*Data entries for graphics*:
___
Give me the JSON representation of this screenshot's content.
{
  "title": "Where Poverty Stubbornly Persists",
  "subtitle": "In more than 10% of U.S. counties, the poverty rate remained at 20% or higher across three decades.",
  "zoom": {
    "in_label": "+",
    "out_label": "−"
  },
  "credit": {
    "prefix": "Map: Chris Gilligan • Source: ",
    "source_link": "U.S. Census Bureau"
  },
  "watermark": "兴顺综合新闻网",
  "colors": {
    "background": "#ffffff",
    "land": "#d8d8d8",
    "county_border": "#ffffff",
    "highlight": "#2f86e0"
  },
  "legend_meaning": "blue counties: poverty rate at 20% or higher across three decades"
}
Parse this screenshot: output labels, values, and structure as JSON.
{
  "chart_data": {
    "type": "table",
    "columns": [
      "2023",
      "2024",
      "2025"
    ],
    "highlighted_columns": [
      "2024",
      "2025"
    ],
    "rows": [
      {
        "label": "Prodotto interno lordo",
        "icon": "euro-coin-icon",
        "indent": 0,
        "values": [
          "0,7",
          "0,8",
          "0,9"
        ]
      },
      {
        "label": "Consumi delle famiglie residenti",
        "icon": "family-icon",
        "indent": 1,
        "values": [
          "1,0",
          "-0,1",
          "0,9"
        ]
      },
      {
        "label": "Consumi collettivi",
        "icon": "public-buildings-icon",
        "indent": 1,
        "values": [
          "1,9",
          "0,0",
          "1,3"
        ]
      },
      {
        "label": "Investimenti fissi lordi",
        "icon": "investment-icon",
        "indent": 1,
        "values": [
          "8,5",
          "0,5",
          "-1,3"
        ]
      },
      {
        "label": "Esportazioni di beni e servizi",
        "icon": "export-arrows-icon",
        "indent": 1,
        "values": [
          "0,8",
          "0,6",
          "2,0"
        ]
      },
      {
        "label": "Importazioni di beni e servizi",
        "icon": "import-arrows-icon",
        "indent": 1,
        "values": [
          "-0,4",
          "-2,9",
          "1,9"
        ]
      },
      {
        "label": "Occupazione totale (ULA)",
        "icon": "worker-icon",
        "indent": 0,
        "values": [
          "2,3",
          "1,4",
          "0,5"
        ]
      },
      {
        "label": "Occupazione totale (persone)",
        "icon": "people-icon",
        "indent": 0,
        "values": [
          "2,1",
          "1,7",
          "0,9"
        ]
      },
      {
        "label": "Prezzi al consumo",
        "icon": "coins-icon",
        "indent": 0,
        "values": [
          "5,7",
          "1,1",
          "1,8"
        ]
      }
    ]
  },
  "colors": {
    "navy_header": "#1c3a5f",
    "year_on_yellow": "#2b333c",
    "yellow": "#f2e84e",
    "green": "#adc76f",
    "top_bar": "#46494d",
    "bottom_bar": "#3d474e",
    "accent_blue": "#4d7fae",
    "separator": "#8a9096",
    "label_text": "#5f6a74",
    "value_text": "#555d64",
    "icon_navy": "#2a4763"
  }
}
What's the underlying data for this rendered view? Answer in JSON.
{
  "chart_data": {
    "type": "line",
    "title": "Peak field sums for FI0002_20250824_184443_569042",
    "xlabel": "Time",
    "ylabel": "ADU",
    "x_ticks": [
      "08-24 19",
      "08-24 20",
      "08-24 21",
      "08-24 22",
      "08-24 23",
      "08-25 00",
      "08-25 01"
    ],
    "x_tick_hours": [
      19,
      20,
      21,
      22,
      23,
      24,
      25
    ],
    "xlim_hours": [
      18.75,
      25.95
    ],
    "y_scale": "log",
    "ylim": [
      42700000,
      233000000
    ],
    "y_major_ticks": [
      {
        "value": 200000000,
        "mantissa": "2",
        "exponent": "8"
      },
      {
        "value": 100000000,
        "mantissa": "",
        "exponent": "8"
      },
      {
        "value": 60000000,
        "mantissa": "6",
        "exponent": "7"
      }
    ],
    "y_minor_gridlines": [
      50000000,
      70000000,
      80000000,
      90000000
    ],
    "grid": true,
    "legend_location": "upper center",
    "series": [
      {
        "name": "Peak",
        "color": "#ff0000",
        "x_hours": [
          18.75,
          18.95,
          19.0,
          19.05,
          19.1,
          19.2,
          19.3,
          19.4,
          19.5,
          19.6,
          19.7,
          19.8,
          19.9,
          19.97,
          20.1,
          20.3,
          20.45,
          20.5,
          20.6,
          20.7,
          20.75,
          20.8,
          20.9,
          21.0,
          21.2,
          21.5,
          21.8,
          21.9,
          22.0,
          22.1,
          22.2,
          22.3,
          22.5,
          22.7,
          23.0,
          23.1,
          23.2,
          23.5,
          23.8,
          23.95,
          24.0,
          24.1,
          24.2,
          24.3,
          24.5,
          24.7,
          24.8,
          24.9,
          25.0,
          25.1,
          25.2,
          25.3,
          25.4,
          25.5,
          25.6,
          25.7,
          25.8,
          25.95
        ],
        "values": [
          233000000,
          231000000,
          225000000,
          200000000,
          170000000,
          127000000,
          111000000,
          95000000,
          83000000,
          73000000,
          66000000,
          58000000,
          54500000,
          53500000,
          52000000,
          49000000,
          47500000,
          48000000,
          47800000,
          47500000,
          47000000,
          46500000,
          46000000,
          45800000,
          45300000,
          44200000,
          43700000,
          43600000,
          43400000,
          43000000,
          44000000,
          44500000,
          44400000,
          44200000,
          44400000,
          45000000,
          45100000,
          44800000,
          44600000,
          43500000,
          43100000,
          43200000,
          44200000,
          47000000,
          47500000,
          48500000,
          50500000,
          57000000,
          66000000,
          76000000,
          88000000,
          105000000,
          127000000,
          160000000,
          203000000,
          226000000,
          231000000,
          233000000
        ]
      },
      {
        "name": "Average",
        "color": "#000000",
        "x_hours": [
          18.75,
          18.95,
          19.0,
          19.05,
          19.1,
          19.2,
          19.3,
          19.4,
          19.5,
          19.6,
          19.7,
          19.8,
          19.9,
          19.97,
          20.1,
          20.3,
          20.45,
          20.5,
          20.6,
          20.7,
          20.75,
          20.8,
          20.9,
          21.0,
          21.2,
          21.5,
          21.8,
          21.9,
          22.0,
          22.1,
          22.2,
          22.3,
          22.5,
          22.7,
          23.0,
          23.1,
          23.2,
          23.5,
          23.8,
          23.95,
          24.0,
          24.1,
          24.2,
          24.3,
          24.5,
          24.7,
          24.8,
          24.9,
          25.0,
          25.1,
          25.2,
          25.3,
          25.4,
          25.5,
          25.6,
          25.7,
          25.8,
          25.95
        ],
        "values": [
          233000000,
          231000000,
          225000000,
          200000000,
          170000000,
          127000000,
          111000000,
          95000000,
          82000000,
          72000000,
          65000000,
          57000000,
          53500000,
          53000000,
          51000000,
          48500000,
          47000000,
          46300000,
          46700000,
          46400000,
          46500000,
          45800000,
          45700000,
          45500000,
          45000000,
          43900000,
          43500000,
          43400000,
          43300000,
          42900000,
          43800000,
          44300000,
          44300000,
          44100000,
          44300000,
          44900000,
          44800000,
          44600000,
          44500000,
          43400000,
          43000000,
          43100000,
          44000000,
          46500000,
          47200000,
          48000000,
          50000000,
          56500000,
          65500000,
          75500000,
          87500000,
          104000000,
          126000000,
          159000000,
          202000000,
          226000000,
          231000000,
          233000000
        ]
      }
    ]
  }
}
___
*What you have to do*: Find the word "JSON" in the data and copy out each line where it turns up.

*Answer for this exercise*:
Give me the JSON representation of this screenshot's content.
Parse this screenshot: output labels, values, and structure as JSON.
What's the underlying data for this rendered view? Answer in JSON.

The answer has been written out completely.